WHAT IS BEING ASKED ▸
Locate the string "Intermediate" throughout the material and copy every line in which it occurs.

RECORDS TO PROCESS ▸
_____
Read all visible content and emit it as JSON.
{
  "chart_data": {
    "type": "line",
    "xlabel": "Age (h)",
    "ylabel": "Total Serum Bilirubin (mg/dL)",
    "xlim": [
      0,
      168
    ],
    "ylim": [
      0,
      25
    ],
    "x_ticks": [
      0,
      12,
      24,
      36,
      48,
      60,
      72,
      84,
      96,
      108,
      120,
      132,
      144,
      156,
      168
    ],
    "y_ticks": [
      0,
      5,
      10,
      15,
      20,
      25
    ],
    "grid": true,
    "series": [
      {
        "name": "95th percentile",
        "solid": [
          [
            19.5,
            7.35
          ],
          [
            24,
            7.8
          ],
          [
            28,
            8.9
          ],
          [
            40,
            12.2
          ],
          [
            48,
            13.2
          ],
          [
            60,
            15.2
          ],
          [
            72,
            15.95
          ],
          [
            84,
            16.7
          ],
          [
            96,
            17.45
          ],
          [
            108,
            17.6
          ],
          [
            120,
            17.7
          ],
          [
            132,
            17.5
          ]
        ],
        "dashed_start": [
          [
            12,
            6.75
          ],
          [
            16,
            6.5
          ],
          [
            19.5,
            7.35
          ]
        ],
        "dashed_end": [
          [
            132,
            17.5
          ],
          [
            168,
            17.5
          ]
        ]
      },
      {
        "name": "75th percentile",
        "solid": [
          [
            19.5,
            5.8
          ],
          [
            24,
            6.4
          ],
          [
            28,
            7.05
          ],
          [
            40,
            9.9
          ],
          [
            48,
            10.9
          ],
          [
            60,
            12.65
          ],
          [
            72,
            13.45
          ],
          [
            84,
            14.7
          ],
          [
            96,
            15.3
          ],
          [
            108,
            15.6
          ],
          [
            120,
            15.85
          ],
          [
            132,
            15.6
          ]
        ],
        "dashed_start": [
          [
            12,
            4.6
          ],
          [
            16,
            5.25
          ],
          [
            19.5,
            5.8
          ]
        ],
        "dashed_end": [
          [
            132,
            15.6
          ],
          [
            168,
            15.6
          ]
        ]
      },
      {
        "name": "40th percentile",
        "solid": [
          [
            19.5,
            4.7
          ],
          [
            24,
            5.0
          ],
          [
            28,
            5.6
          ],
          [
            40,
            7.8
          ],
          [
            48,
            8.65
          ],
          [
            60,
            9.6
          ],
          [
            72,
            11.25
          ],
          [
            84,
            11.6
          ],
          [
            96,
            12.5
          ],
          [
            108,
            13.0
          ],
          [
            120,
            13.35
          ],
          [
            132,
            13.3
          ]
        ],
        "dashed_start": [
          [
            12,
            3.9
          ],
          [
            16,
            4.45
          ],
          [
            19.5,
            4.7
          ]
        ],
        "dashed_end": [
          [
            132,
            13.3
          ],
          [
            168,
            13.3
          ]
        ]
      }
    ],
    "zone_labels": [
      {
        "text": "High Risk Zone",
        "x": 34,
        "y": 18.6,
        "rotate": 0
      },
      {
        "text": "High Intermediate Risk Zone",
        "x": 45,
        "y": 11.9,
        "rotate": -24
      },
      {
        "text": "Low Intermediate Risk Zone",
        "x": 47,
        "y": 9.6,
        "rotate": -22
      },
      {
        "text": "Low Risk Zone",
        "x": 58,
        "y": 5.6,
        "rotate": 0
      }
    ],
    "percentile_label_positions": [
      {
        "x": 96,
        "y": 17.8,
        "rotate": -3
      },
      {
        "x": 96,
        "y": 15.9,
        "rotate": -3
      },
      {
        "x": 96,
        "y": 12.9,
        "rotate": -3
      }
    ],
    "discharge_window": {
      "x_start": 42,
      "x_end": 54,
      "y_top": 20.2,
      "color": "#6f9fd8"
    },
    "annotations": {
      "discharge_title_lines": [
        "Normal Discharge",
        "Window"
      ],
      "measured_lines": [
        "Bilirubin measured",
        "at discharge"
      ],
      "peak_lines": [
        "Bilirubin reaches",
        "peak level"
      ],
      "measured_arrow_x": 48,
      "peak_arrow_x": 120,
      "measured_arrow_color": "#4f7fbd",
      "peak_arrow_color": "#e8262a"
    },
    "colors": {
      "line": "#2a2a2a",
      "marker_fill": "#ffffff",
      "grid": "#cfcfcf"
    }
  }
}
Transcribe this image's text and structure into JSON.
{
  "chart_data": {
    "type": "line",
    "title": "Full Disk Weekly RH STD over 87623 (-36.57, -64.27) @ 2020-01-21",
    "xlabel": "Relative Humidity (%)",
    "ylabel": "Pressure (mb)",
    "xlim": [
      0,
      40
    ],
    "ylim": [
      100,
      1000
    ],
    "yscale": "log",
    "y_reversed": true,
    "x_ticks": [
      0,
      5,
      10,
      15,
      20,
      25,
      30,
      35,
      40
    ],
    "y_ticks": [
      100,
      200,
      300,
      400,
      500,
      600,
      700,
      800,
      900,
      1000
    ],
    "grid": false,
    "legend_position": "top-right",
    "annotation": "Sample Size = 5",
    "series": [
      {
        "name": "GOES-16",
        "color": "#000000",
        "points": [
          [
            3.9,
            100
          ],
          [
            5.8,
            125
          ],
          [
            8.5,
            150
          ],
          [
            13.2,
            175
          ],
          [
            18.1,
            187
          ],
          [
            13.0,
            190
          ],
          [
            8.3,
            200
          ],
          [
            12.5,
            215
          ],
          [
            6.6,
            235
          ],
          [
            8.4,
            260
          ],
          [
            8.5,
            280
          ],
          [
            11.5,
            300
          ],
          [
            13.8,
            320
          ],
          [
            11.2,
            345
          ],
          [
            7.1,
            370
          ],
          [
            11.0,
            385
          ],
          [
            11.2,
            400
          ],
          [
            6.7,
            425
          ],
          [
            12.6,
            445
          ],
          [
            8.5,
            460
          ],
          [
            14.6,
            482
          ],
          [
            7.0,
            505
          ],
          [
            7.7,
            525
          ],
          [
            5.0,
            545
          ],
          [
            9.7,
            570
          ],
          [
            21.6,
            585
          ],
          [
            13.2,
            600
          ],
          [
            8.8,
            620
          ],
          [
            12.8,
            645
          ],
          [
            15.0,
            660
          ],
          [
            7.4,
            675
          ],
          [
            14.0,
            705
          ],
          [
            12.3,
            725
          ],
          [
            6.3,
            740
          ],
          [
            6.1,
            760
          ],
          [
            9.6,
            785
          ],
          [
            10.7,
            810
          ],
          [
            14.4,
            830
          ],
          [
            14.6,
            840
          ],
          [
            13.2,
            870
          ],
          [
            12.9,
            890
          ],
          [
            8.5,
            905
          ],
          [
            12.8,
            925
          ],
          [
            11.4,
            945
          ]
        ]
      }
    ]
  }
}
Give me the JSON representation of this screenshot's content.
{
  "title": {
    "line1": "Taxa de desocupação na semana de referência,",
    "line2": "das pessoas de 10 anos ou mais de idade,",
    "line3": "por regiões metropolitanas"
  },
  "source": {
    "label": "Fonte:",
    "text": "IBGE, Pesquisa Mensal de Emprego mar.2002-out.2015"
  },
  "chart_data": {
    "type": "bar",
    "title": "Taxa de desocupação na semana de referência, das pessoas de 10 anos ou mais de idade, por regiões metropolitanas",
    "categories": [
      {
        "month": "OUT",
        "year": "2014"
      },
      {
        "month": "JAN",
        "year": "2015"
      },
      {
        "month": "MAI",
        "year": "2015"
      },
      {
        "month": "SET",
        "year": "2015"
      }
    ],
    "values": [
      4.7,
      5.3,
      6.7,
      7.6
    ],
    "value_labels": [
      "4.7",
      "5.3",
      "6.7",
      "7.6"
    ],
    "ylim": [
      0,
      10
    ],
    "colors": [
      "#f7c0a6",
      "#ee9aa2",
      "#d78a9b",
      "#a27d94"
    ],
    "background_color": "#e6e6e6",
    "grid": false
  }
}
_____
ANSWER FOR THE TASK ▸
        "text": "High Intermediate Risk Zone",
        "text": "Low Intermediate Risk Zone",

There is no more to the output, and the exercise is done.